What to produce. Starting with the line that includes "Extract all readable text from this page.", write out every remaining line of the records below exactly as it appears, leaving out any images.

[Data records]
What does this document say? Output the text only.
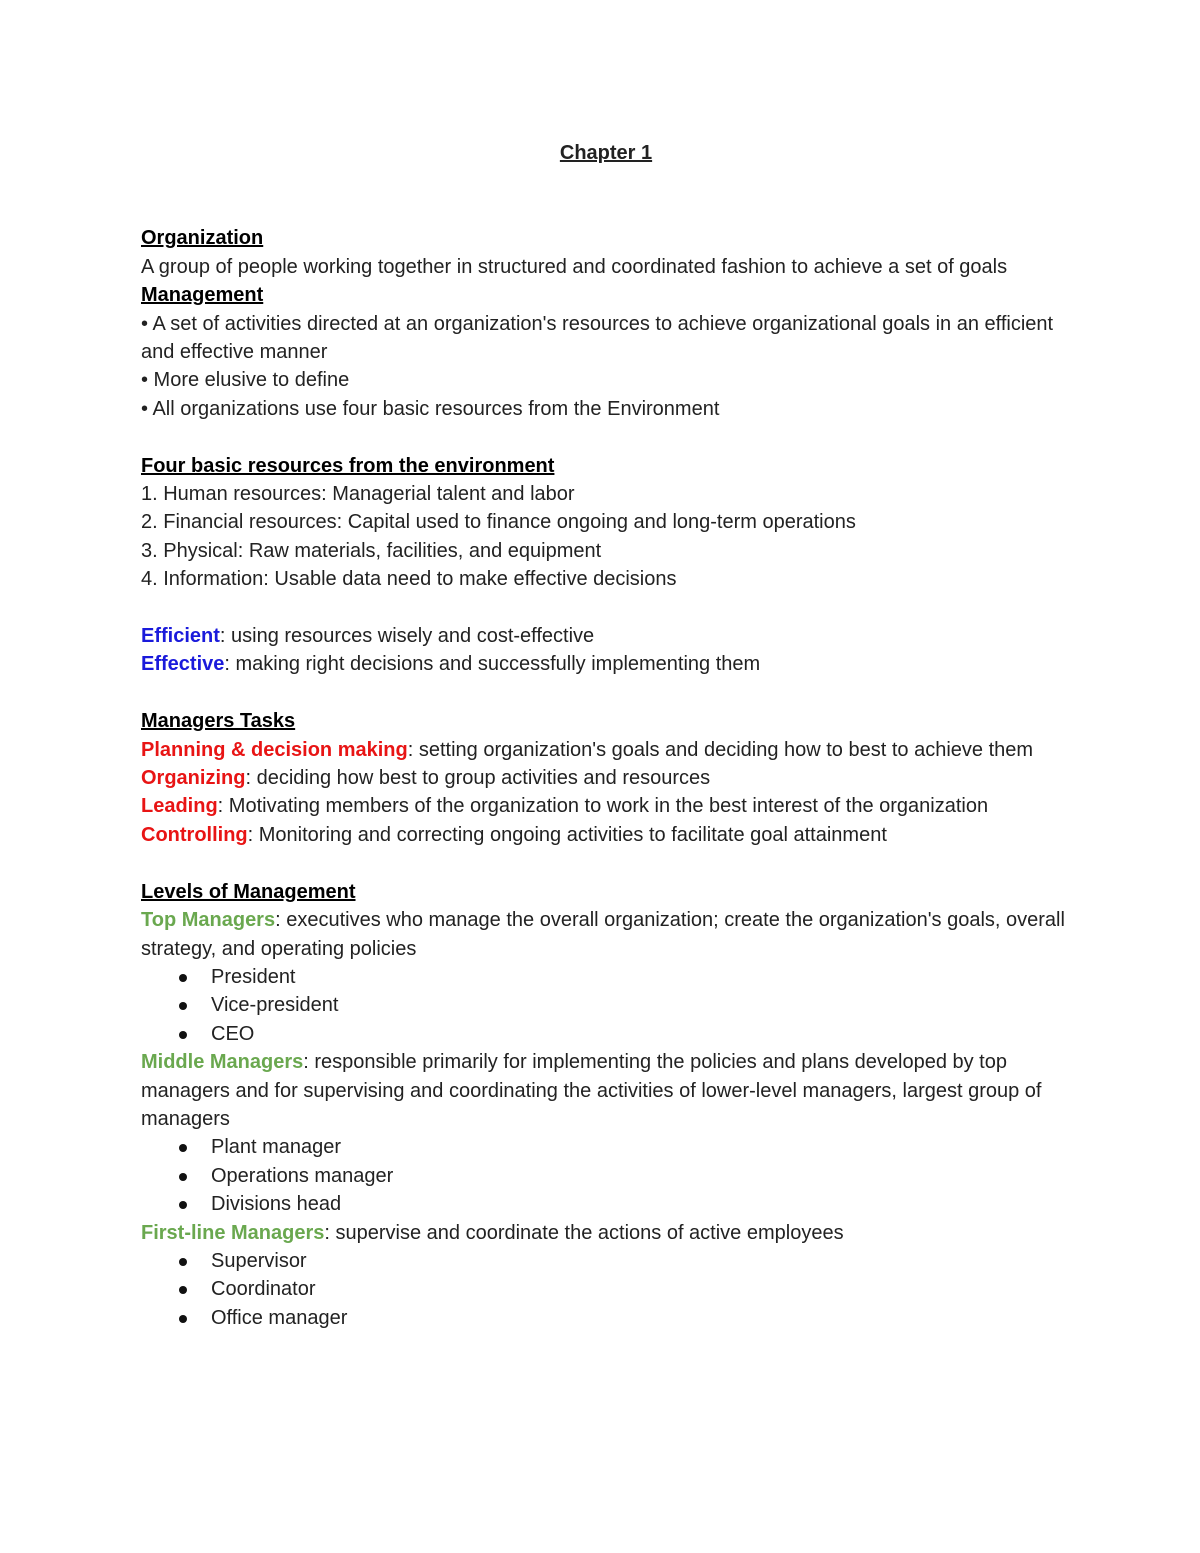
Chapter 1

Organization

A group of people working together in structured and coordinated fashion to achieve a set of goals

Management

• A set of activities directed at an organization's resources to achieve organizational goals in an efficient and effective manner

• More elusive to define

• All organizations use four basic resources from the Environment

Four basic resources from the environment

1. Human resources: Managerial talent and labor

2. Financial resources: Capital used to finance ongoing and long-term operations

3. Physical: Raw materials, facilities, and equipment

4. Information: Usable data need to make effective decisions

Efficient: using resources wisely and cost-effective

Effective: making right decisions and successfully implementing them

Managers Tasks

Planning & decision making: setting organization's goals and deciding how to best to achieve them

Organizing: deciding how best to group activities and resources

Leading: Motivating members of the organization to work in the best interest of the organization

Controlling: Monitoring and correcting ongoing activities to facilitate goal attainment

Levels of Management

Top Managers: executives who manage the overall organization; create the organization's goals, overall strategy, and operating policies

President
Vice-president
CEO

Middle Managers: responsible primarily for implementing the policies and plans developed by top managers and for supervising and coordinating the activities of lower-level managers, largest group of managers

Plant manager
Operations manager
Divisions head

First-line Managers: supervise and coordinate the actions of active employees

Supervisor
Coordinator
Office manager
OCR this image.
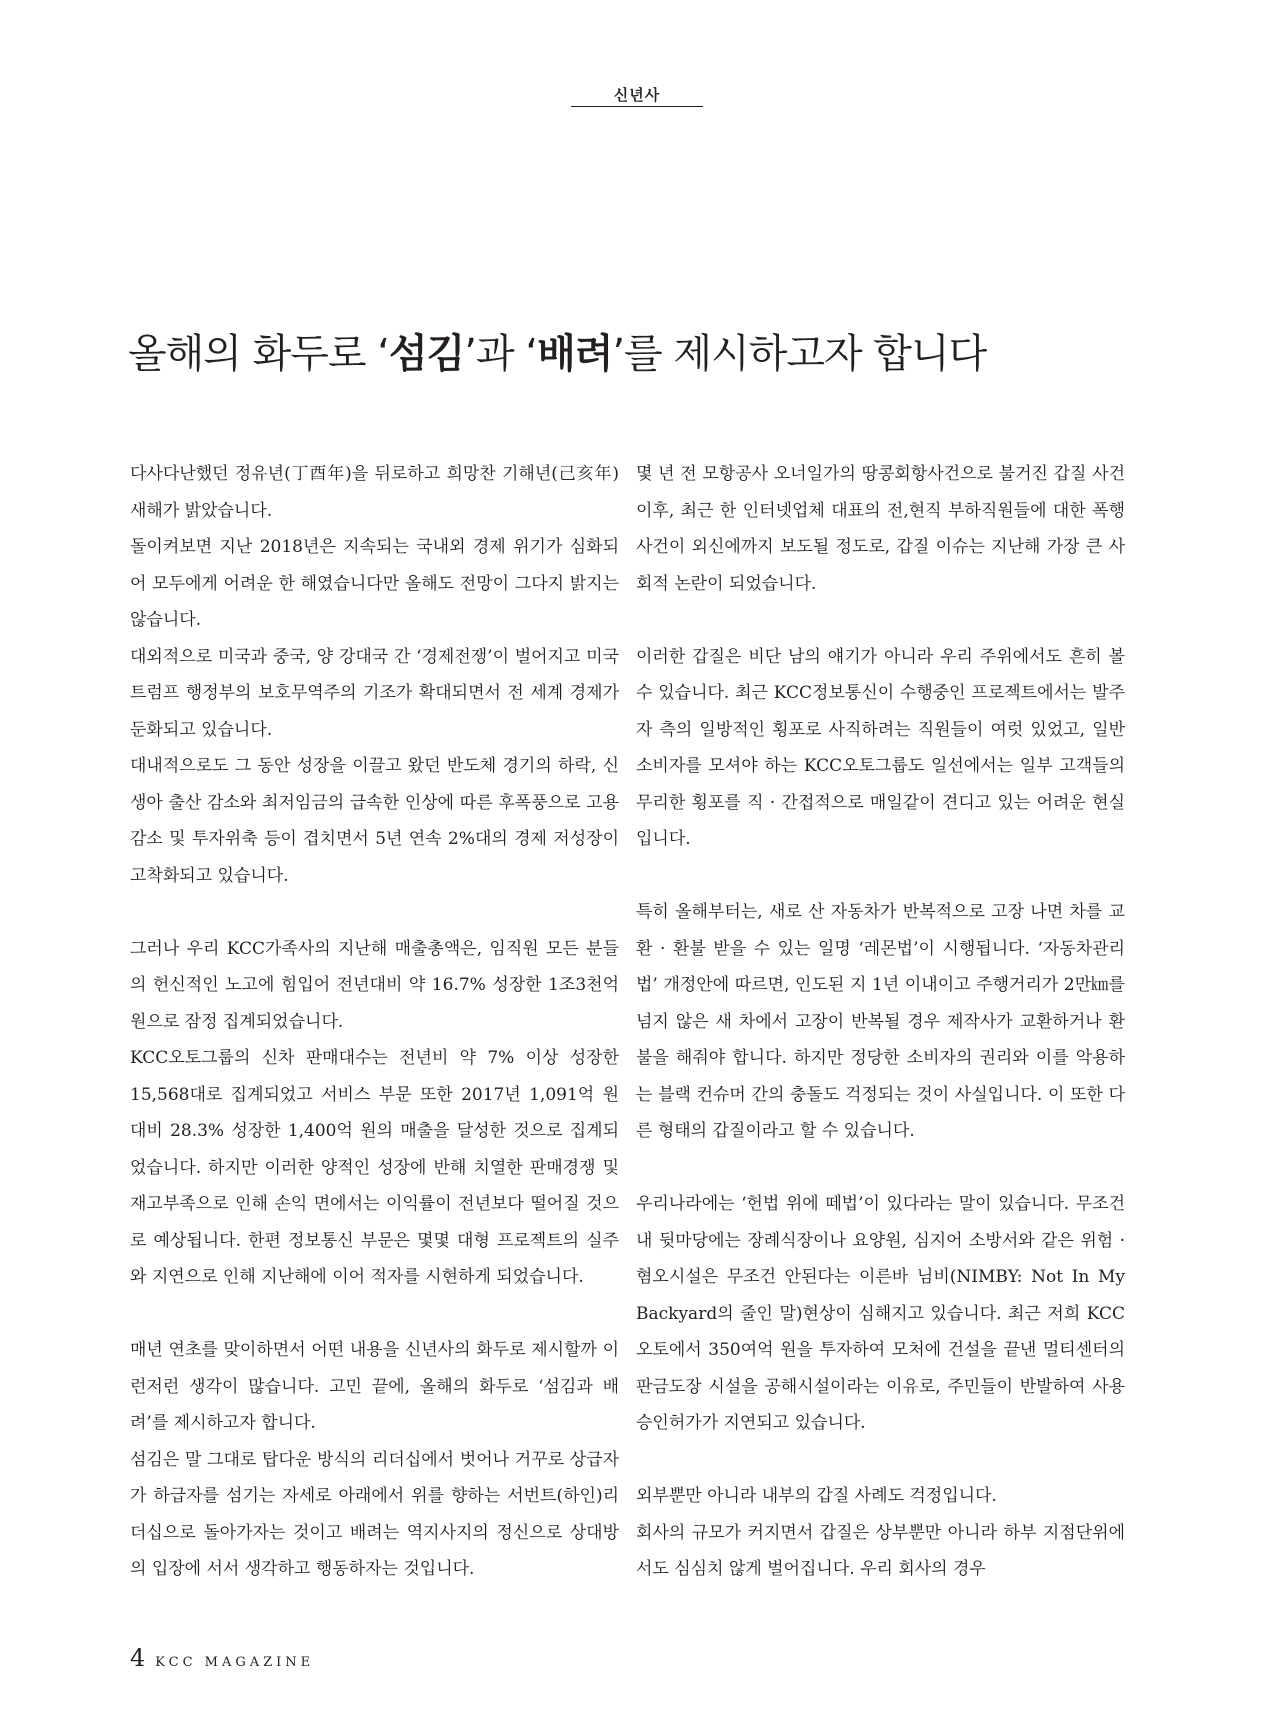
신년사
올해의 화두로 ‘섬김’과 ‘배려’를 제시하고자 합니다

다사다난했던 정유년(丁酉年)을 뒤로하고 희망찬 기해년(己亥年) 새해가 밝았습니다.

돌이켜보면 지난 2018년은 지속되는 국내외 경제 위기가 심화되어 모두에게 어려운 한 해였습니다만 올해도 전망이 그다지 밝지는 않습니다.

대외적으로 미국과 중국, 양 강대국 간 ‘경제전쟁’이 벌어지고 미국 트럼프 행정부의 보호무역주의 기조가 확대되면서 전 세계 경제가 둔화되고 있습니다.

대내적으로도 그 동안 성장을 이끌고 왔던 반도체 경기의 하락, 신생아 출산 감소와 최저임금의 급속한 인상에 따른 후폭풍으로 고용감소 및 투자위축 등이 겹치면서 5년 연속 2%대의 경제 저성장이 고착화되고 있습니다.

그러나 우리 KCC가족사의 지난해 매출총액은, 임직원 모든 분들의 헌신적인 노고에 힘입어 전년대비 약 16.7% 성장한 1조3천억원으로 잠정 집계되었습니다.

KCC오토그룹의 신차 판매대수는 전년비 약 7% 이상 성장한 15,568대로 집계되었고 서비스 부문 또한 2017년 1,091억 원 대비 28.3% 성장한 1,400억 원의 매출을 달성한 것으로 집계되었습니다. 하지만 이러한 양적인 성장에 반해 치열한 판매경쟁 및 재고부족으로 인해 손익 면에서는 이익률이 전년보다 떨어질 것으로 예상됩니다. 한편 정보통신 부문은 몇몇 대형 프로젝트의 실주와 지연으로 인해 지난해에 이어 적자를 시현하게 되었습니다.

매년 연초를 맞이하면서 어떤 내용을 신년사의 화두로 제시할까 이런저런 생각이 많습니다. 고민 끝에, 올해의 화두로 ‘섬김과 배려’를 제시하고자 합니다.

섬김은 말 그대로 탑다운 방식의 리더십에서 벗어나 거꾸로 상급자가 하급자를 섬기는 자세로 아래에서 위를 향하는 서번트(하인)리더십으로 돌아가자는 것이고 배려는 역지사지의 정신으로 상대방의 입장에 서서 생각하고 행동하자는 것입니다.

몇 년 전 모항공사 오너일가의 땅콩회항사건으로 불거진 갑질 사건 이후, 최근 한 인터넷업체 대표의 전,현직 부하직원들에 대한 폭행 사건이 외신에까지 보도될 정도로, 갑질 이슈는 지난해 가장 큰 사회적 논란이 되었습니다.

이러한 갑질은 비단 남의 얘기가 아니라 우리 주위에서도 흔히 볼 수 있습니다. 최근 KCC정보통신이 수행중인 프로젝트에서는 발주자 측의 일방적인 횡포로 사직하려는 직원들이 여럿 있었고, 일반 소비자를 모셔야 하는 KCC오토그룹도 일선에서는 일부 고객들의 무리한 횡포를 직 · 간접적으로 매일같이 견디고 있는 어려운 현실입니다.

특히 올해부터는, 새로 산 자동차가 반복적으로 고장 나면 차를 교환 · 환불 받을 수 있는 일명 ‘레몬법’이 시행됩니다. ‘자동차관리법’ 개정안에 따르면, 인도된 지 1년 이내이고 주행거리가 2만㎞를 넘지 않은 새 차에서 고장이 반복될 경우 제작사가 교환하거나 환불을 해줘야 합니다. 하지만 정당한 소비자의 권리와 이를 악용하는 블랙 컨슈머 간의 충돌도 걱정되는 것이 사실입니다. 이 또한 다른 형태의 갑질이라고 할 수 있습니다.

우리나라에는 ‘헌법 위에 떼법’이 있다라는 말이 있습니다. 무조건 내 뒷마당에는 장례식장이나 요양원, 심지어 소방서와 같은 위험 · 혐오시설은 무조건 안된다는 이른바 님비(NIMBY: Not In My Backyard의 줄인 말)현상이 심해지고 있습니다. 최근 저희 KCC오토에서 350여억 원을 투자하여 모처에 건설을 끝낸 멀티센터의 판금도장 시설을 공해시설이라는 이유로, 주민들이 반발하여 사용승인허가가 지연되고 있습니다.

외부뿐만 아니라 내부의 갑질 사례도 걱정입니다.

회사의 규모가 커지면서 갑질은 상부뿐만 아니라 하부 지점단위에서도 심심치 않게 벌어집니다. 우리 회사의 경우

4 KCC MAGAZINE
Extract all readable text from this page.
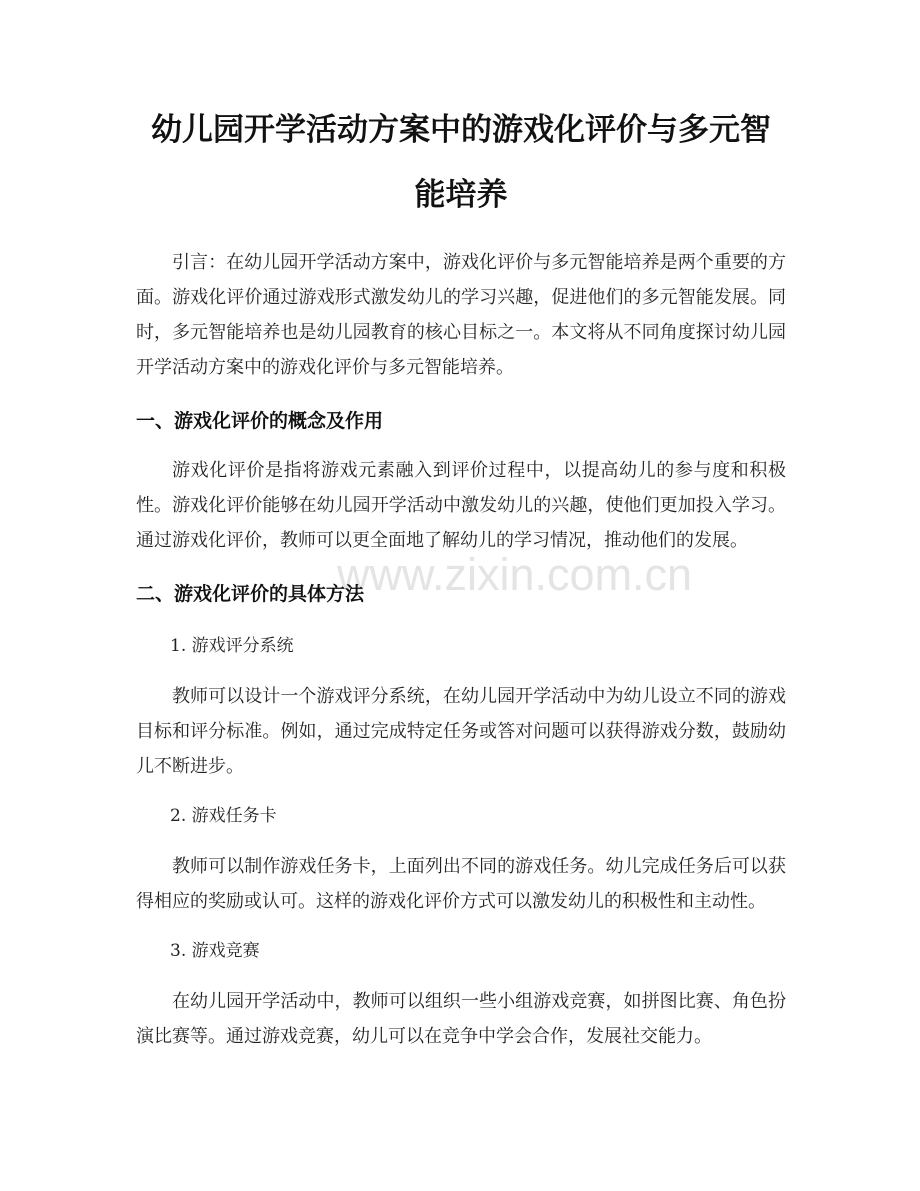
www.zixin.com.cn
幼儿园开学活动方案中的游戏化评价与多元智能培养

引言：在幼儿园开学活动方案中，游戏化评价与多元智能培养是两个重要的方面。游戏化评价通过游戏形式激发幼儿的学习兴趣，促进他们的多元智能发展。同时，多元智能培养也是幼儿园教育的核心目标之一。本文将从不同角度探讨幼儿园开学活动方案中的游戏化评价与多元智能培养。

一、游戏化评价的概念及作用

游戏化评价是指将游戏元素融入到评价过程中，以提高幼儿的参与度和积极性。游戏化评价能够在幼儿园开学活动中激发幼儿的兴趣，使他们更加投入学习。通过游戏化评价，教师可以更全面地了解幼儿的学习情况，推动他们的发展。

二、游戏化评价的具体方法
1. 游戏评分系统

教师可以设计一个游戏评分系统，在幼儿园开学活动中为幼儿设立不同的游戏目标和评分标准。例如，通过完成特定任务或答对问题可以获得游戏分数，鼓励幼儿不断进步。

2. 游戏任务卡

教师可以制作游戏任务卡，上面列出不同的游戏任务。幼儿完成任务后可以获得相应的奖励或认可。这样的游戏化评价方式可以激发幼儿的积极性和主动性。

3. 游戏竞赛

在幼儿园开学活动中，教师可以组织一些小组游戏竞赛，如拼图比赛、角色扮演比赛等。通过游戏竞赛，幼儿可以在竞争中学会合作，发展社交能力。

Response to the exercise.
Extract all readable text from this page.
www.zixin.com.cn
幼儿园开学活动方案中的游戏化评价与多元智能培养

引言：在幼儿园开学活动方案中，游戏化评价与多元智能培养是两个重要的方面。游戏化评价通过游戏形式激发幼儿的学习兴趣，促进他们的多元智能发展。同时，多元智能培养也是幼儿园教育的核心目标之一。本文将从不同角度探讨幼儿园开学活动方案中的游戏化评价与多元智能培养。

一、游戏化评价的概念及作用

游戏化评价是指将游戏元素融入到评价过程中，以提高幼儿的参与度和积极性。游戏化评价能够在幼儿园开学活动中激发幼儿的兴趣，使他们更加投入学习。通过游戏化评价，教师可以更全面地了解幼儿的学习情况，推动他们的发展。

二、游戏化评价的具体方法
1. 游戏评分系统

教师可以设计一个游戏评分系统，在幼儿园开学活动中为幼儿设立不同的游戏目标和评分标准。例如，通过完成特定任务或答对问题可以获得游戏分数，鼓励幼儿不断进步。

2. 游戏任务卡

教师可以制作游戏任务卡，上面列出不同的游戏任务。幼儿完成任务后可以获得相应的奖励或认可。这样的游戏化评价方式可以激发幼儿的积极性和主动性。

3. 游戏竞赛

在幼儿园开学活动中，教师可以组织一些小组游戏竞赛，如拼图比赛、角色扮演比赛等。通过游戏竞赛，幼儿可以在竞争中学会合作，发展社交能力。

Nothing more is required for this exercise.